Records about charts and figures
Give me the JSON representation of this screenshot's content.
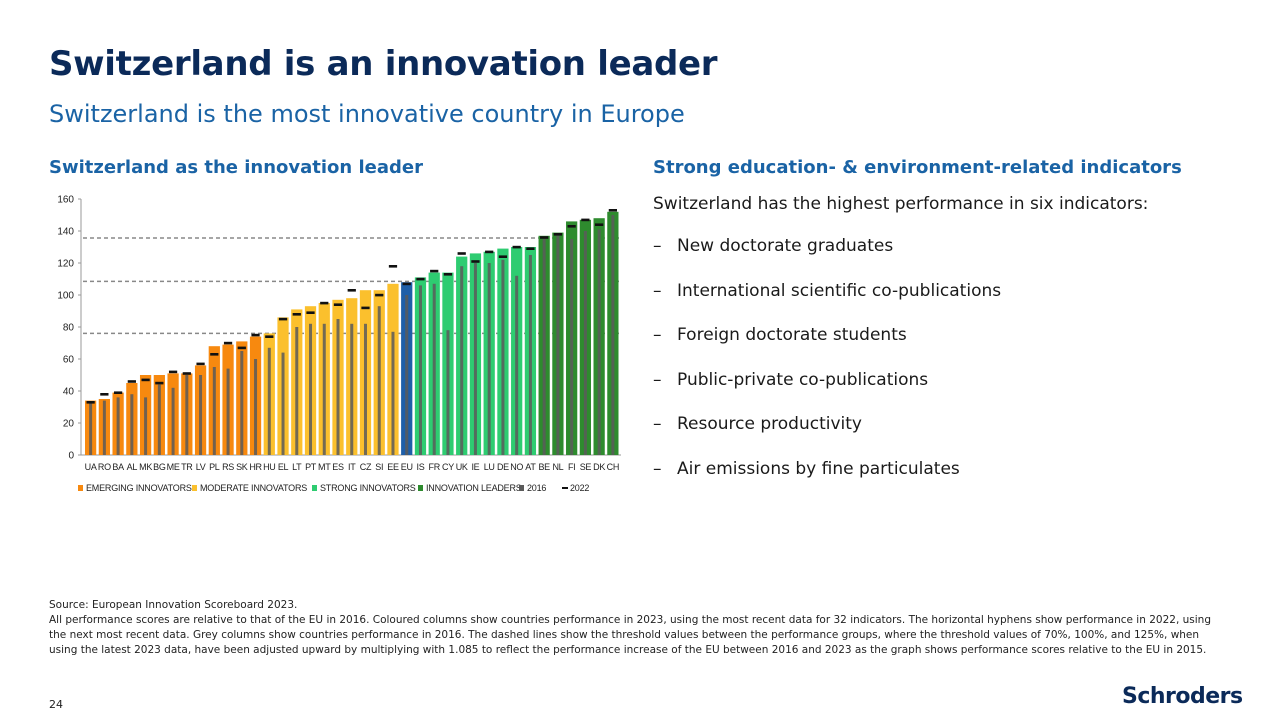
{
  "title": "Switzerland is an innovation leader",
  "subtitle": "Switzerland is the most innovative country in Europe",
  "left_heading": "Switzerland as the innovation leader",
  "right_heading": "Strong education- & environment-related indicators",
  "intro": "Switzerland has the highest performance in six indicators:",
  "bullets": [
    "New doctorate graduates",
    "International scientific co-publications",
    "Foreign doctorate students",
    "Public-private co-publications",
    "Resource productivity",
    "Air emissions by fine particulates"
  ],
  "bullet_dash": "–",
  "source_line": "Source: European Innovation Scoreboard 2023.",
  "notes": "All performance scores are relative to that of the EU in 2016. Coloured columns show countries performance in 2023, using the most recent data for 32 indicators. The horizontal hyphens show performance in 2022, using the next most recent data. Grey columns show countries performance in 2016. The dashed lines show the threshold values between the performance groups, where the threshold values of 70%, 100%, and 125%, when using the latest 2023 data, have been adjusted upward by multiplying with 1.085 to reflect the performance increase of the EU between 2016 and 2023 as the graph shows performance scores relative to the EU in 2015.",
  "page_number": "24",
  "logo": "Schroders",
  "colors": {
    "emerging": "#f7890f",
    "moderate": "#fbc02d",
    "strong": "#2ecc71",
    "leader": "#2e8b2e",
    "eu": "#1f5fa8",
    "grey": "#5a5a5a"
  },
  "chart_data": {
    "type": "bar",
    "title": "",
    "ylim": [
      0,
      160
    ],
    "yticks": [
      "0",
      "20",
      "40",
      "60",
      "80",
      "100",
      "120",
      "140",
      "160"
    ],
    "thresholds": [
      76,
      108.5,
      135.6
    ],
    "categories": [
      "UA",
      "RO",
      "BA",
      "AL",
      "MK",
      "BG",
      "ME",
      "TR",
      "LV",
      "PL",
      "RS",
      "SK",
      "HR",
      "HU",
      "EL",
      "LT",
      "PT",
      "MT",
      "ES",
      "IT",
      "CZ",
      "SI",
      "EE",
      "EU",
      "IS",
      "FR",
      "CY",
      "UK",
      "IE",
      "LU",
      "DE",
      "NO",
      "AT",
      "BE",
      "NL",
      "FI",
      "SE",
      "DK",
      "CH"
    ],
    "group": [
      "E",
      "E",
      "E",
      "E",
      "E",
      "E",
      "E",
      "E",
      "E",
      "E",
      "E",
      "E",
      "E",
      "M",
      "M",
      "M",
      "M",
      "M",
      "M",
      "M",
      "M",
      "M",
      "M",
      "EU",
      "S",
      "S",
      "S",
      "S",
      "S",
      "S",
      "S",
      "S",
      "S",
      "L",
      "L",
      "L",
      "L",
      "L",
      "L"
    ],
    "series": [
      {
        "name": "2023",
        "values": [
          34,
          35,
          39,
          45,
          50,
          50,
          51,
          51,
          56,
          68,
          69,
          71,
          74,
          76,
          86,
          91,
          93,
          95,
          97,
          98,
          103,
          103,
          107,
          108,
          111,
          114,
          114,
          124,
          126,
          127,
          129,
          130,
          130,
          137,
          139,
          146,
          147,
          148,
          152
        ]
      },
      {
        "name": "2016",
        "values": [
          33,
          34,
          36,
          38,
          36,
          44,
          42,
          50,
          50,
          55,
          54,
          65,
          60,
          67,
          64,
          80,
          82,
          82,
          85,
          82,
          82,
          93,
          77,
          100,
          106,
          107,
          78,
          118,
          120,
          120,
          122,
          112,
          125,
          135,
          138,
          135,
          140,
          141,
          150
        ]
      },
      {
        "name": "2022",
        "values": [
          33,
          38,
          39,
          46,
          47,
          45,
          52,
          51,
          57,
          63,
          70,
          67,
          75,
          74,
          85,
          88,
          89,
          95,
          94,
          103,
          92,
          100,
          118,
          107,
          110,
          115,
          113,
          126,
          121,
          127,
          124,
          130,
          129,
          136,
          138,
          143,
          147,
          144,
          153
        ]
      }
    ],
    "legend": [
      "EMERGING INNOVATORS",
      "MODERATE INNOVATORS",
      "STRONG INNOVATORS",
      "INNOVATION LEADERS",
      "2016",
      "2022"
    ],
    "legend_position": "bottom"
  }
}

→ **Your goal**:
Extract from the material all lines containing the string "publications".

→ **Response for this exercise**:
    "International scientific co-publications",
    "Public-private co-publications",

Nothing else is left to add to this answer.